#### [Instructions for the task]
Rewrite the entries below with every "key-label" changed to "keycap" and everything else kept the same. Leave out the pictures.

=-=-=

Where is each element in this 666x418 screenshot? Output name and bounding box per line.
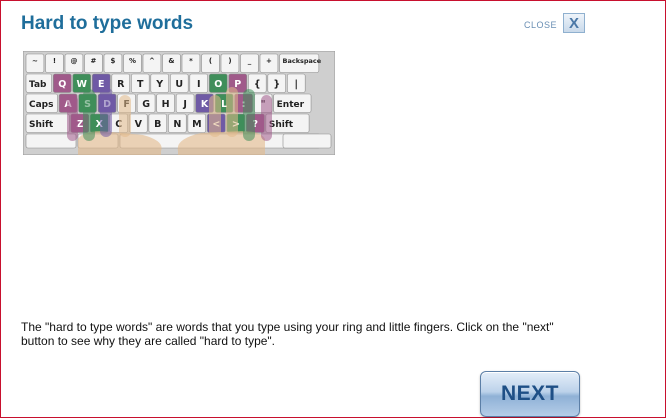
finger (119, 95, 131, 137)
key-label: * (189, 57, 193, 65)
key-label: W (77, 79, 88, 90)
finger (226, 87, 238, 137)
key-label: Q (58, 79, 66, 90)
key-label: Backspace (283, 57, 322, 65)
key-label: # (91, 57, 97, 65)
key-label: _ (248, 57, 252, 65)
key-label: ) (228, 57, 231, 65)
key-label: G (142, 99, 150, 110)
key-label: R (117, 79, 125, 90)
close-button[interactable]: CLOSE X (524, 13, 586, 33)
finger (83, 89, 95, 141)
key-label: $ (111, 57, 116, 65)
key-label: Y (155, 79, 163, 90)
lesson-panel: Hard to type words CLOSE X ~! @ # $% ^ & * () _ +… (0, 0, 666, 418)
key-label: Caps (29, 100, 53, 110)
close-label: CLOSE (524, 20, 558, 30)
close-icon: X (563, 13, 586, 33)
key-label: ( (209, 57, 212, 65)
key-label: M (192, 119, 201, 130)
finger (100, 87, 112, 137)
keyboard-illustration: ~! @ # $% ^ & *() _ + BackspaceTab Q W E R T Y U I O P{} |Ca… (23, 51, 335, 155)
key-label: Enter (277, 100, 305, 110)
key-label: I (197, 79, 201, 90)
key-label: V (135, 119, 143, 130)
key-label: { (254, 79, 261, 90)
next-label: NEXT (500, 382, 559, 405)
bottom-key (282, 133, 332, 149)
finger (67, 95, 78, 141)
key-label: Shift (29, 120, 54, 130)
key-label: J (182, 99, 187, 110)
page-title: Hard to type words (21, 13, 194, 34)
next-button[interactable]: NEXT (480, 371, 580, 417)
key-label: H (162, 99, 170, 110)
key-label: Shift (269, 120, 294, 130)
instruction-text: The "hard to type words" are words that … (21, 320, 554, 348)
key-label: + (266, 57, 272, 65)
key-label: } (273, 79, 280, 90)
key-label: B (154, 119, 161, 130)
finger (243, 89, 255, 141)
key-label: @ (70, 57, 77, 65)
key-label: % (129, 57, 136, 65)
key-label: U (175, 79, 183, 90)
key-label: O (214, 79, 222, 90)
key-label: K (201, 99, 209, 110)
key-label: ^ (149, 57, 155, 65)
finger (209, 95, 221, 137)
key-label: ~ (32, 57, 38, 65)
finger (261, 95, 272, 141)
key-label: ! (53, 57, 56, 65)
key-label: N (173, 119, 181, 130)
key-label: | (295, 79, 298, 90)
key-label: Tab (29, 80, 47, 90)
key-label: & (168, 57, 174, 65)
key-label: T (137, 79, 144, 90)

=-=-=

#### [The response]
Where is each element in this 666x418 screenshot? Output name and bounding box per line.
finger (119, 95, 131, 137)
keycap: * (189, 57, 193, 65)
keycap: W (77, 79, 88, 90)
finger (226, 87, 238, 137)
keycap: Q (58, 79, 66, 90)
keycap: Backspace (283, 57, 322, 65)
keycap: # (91, 57, 97, 65)
keycap: _ (248, 57, 252, 65)
keycap: ) (228, 57, 231, 65)
keycap: G (142, 99, 150, 110)
keycap: R (117, 79, 125, 90)
close-button[interactable]: CLOSE X (524, 13, 586, 33)
finger (83, 89, 95, 141)
keycap: $ (111, 57, 116, 65)
keycap: Y (155, 79, 163, 90)
lesson-panel: Hard to type words CLOSE X ~! @ # $% ^ & * () _ +… (0, 0, 666, 418)
keycap: Caps (29, 100, 53, 110)
close-label: CLOSE (524, 20, 558, 30)
close-icon: X (563, 13, 586, 33)
keycap: ( (209, 57, 212, 65)
keycap: M (192, 119, 201, 130)
finger (100, 87, 112, 137)
keyboard-illustration: ~! @ # $% ^ & *() _ + BackspaceTab Q W E R T Y U I O P{} |Ca… (23, 51, 335, 155)
keycap: Enter (277, 100, 305, 110)
keycap: I (197, 79, 201, 90)
keycap: V (135, 119, 143, 130)
keycap: { (254, 79, 261, 90)
next-label: NEXT (500, 382, 559, 405)
bottom-key (282, 133, 332, 149)
finger (67, 95, 78, 141)
keycap: Shift (29, 120, 54, 130)
keycap: J (182, 99, 187, 110)
page-title: Hard to type words (21, 13, 194, 34)
next-button[interactable]: NEXT (480, 371, 580, 417)
keycap: H (162, 99, 170, 110)
keycap: Shift (269, 120, 294, 130)
instruction-text: The "hard to type words" are words that … (21, 320, 554, 348)
keycap: + (266, 57, 272, 65)
keycap: } (273, 79, 280, 90)
keycap: B (154, 119, 161, 130)
finger (243, 89, 255, 141)
keycap: @ (70, 57, 77, 65)
keycap: % (129, 57, 136, 65)
keycap: U (175, 79, 183, 90)
keycap: O (214, 79, 222, 90)
keycap: K (201, 99, 209, 110)
keycap: ^ (149, 57, 155, 65)
finger (209, 95, 221, 137)
keycap: ~ (32, 57, 38, 65)
finger (261, 95, 272, 141)
keycap: ! (53, 57, 56, 65)
keycap: N (173, 119, 181, 130)
keycap: | (295, 79, 298, 90)
keycap: Tab (29, 80, 47, 90)
keycap: & (168, 57, 174, 65)
keycap: T (137, 79, 144, 90)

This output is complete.